§ Excerpted text:
= = = = = = =

By Matthew Fullerton.

Charming in that it strikes a fine balance of chronology and intimate, and often amusing, interludes of today’s seventy-something Hosono.”

Japan’s Brian Eno, Neil Young, and Mark Mothersbaugh are just a few of the allusions bandied about by diehard fans of musician, singer-songwriter, composer, producer, and all-round jack-of-all-musical-trades Haruomi Hosono when they are asked to describe him to laypeople. To music-loving Gen Xers, he is probably best known as a founding member of the pioneering electronic trio Yellow Magic Orchestra (YMO). To cinephiles, Hosono might be recognized as the composer of soundtracks, like his YMO bandmate Ryuichi Sakamoto, including the Cannes-winning Shoplifters (2018, Hirokazu Kore-eda). His gift for experimentation in the studio, as well as his sense of creative freedom and whimsy, might also draw comparisons to Brian Wilson or Van Dyke Parks. All of this praise, combined with a fifty-plus year career in music marked by a plethora of styles, projects, and collaborations, makes it difficult not engaging in dialectical tricks to challenge notions, like describing Brian Eno, Neil Young, Brian Wilson et al. as the Hosonos of their respective countries.

Regardless of how one chooses to label him, such accolades and comparisons, dialectical, and otherwise, should convince any stranger to Hosono of his genius and prolificity, his internationalism so-to-speak, and to wonder why it is only now that a major Japanese film studio – Nikkatsu – has made a feature-length documentary on him and his five decades in music. In the enlightening No Smoking: A Hosono Haruomi Documentary Movie (2019), director Taketoshi Sado does a fine job of making Hosono’s highly creative and eclectic career accessible to a broad audience. The film is charming in that it strikes a fine balance of chronology and intimate, and often amusing, interludes of today’s seventy-something Hosono. It is also appealing for what it does not display: sensationalism through over-reliance on interviews with, and testimonies from, those who know the subject well, for which many music documentaries are guilty. Instead, the film captures the entertaining, hard-working, warm, and amiable Hosono in authentic situations: at work, at play, and, of course, smoking.

= = = = = = =

§ Record excerpts:
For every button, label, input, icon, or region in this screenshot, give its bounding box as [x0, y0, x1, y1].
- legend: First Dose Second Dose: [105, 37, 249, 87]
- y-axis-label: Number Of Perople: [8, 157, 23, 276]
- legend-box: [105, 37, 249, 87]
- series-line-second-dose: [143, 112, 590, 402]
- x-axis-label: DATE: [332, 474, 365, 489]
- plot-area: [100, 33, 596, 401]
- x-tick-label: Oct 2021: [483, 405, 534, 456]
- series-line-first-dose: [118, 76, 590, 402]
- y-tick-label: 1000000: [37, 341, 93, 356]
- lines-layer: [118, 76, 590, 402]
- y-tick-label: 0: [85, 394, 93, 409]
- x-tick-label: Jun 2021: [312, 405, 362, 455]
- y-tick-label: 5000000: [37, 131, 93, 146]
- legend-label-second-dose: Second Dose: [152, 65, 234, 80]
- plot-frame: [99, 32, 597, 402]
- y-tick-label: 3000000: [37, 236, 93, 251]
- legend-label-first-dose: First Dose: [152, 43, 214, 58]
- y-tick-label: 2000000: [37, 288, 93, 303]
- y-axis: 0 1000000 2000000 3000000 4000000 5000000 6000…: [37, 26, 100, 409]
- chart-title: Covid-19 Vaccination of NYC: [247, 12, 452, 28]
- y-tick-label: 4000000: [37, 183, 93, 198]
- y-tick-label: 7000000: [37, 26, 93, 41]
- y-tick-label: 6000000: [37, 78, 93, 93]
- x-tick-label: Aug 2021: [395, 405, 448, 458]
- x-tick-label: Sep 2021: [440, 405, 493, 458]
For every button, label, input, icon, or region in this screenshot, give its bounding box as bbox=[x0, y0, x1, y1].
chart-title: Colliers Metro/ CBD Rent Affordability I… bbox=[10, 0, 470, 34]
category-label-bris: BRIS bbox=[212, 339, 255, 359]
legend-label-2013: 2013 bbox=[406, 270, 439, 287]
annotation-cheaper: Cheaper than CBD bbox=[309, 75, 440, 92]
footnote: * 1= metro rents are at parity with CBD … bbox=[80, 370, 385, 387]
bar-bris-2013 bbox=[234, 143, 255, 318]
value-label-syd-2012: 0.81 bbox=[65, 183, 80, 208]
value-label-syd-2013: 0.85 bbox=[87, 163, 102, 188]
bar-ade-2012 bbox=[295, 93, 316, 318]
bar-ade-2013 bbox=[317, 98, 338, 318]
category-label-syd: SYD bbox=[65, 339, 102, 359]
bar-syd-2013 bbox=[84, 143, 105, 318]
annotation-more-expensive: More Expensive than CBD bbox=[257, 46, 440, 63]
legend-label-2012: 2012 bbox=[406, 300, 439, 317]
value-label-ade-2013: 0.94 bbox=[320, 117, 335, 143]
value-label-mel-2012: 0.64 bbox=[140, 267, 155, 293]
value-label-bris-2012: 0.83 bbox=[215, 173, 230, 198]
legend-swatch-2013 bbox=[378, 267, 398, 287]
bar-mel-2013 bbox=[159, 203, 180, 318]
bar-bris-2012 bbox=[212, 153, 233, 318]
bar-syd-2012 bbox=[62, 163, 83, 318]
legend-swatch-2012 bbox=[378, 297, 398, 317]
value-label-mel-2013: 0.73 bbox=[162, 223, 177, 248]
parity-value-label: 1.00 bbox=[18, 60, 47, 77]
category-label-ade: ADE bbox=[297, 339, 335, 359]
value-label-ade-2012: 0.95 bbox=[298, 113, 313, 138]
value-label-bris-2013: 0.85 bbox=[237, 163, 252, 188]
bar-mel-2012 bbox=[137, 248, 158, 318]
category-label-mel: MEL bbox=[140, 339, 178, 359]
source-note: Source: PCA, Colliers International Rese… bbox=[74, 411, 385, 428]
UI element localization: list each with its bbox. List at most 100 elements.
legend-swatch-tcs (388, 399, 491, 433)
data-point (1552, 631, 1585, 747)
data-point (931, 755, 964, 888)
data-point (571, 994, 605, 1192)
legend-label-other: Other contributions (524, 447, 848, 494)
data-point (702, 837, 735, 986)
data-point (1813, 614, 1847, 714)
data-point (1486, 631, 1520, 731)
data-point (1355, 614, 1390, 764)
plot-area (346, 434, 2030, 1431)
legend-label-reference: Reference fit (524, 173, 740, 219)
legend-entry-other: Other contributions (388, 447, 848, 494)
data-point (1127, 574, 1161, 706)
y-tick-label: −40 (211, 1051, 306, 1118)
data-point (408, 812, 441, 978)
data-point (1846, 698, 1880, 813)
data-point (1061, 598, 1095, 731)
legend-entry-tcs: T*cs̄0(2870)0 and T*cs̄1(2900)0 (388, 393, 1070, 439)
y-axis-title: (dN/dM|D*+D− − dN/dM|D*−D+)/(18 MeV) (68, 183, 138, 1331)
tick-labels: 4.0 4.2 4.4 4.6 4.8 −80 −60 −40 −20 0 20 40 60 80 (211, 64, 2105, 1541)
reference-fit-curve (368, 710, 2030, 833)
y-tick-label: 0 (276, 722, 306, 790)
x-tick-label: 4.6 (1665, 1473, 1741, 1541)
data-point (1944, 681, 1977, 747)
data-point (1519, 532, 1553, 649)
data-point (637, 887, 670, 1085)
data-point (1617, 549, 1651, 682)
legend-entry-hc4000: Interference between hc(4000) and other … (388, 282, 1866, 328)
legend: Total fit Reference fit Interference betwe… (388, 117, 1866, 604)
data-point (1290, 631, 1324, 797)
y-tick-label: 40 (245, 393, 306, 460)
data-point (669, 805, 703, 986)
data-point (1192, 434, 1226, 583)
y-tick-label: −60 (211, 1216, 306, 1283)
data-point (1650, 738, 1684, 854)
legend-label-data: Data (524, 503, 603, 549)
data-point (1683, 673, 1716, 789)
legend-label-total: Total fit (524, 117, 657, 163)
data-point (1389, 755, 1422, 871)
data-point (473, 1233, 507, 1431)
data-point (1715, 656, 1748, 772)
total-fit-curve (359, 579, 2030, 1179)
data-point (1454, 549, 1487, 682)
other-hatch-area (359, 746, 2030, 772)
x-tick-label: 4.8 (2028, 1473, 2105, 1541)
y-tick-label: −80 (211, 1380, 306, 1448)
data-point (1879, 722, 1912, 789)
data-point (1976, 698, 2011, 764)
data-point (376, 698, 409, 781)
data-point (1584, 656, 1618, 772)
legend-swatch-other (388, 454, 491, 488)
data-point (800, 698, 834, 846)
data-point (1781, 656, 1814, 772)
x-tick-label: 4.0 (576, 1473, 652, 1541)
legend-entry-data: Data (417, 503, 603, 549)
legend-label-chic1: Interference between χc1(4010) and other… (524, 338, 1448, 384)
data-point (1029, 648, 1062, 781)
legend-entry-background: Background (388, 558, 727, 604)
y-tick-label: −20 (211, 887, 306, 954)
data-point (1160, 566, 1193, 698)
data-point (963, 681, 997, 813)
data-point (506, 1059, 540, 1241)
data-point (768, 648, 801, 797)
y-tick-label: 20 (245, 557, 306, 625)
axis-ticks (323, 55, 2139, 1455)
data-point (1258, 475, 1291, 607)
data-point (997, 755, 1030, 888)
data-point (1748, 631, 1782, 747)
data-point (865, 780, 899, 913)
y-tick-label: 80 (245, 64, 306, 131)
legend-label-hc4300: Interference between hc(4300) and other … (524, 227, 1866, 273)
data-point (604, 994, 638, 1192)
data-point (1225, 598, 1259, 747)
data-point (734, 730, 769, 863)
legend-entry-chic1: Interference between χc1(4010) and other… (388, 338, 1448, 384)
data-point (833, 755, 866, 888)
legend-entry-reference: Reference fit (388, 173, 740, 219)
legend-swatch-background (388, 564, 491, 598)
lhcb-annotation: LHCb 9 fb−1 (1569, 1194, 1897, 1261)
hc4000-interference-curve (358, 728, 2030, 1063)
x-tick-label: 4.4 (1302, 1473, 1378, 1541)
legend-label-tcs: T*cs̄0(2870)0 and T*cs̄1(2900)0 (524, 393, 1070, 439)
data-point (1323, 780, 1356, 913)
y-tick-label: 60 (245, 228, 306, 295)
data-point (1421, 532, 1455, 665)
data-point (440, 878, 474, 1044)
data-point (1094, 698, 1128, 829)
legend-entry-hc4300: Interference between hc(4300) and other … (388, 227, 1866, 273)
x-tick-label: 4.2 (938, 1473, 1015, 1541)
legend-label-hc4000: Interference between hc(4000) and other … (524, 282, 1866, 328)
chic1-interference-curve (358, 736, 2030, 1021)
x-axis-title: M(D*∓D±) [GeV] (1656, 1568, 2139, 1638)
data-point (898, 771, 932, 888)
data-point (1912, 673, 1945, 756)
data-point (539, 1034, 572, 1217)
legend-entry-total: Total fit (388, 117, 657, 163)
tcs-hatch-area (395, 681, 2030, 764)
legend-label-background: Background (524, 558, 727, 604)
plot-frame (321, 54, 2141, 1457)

= = = = = = =

§ Work to complete:
1 - Answer these questions using the review of the Hosono documentary:
(a) Which pioneering electronic trio did Hosono help found?
(b) What Cannes-winning film from 2018 is named as one Hosono scored?
(c) Who directed No Smoking: A Hosono Haruomi Documentary Movie?
2 - Extend the review of the Hosono documentary, picking up right after its final sentence.
The records were taken from a different source than the review of the Hosono documentary.

§ Responses by task:
1 -
(a) Yellow Magic Orchestra (YMO).
(b) Shoplifters, directed by Hirokazu Kore-eda.
(c) Taketoshi Sado.

2 -
Though No Smoking isn’t structured into actual physical chapters, it is a film with distinguishable parts. The first, which covers Hosono’s postwar childhood and early forays into music, begins in the immediate aftermath of World War II with the famous black-and-white news footage of General Douglas MacArthur, a massive pipe in his mouth, stepping out of a plane and onto Japanese soil to take up duties as Supreme Commander for the Allied Powers (SCAP). Quite an appropriate opening seeing how Hosono was born just two years after the end of the war, when Tokyo, as he puts it, “[still] smelled of the war”. Regardless of being born on the heels of a national tragedy and humiliation, Hosono, reflecting on his early years, expresses gratitude for being born “in a time of peace”. From there, the film delves into Hosono’s almost mythical beginnings, which comprise a seemingly perfect elixir: a paternal grandfather who was the lone Japanese passenger on the Titanic; a piano-tuning maternal grandfather; an aunt who brought back to her young nephew records from her work at the Tokyo offices of Paramount; a mother who adored music; and a father who had quietly dreamed of becoming a dancer like Fred Astaire. No Smoking’s earliest memories are tastefully sprinkled with slapstick film-like segments of seventy-something Hosono in his day-to-day, acting funny, and recreating the American-style comedy schticks he had learned from his father, or contemporary footage of him leading his younger bandmates in amusing antics before recent gigs. The records that Hosono had listened to as a kid continue to have an impact on him today, which is tangible in his 2019 world-tour stops in Taipei, London, New York City, and Los Angeles. Footage from these shows thread throughout the film and demonstrate Hosono and his band exploring the old-time Americana music of his childhood and putting Americana spins on his own songs. The Hosono early years segment of the film closes with his college days, where he made connections with important people, including those who would comprise his first band, the psych-rock outfit Apryl Fool, which released only one self-titled album in 1969.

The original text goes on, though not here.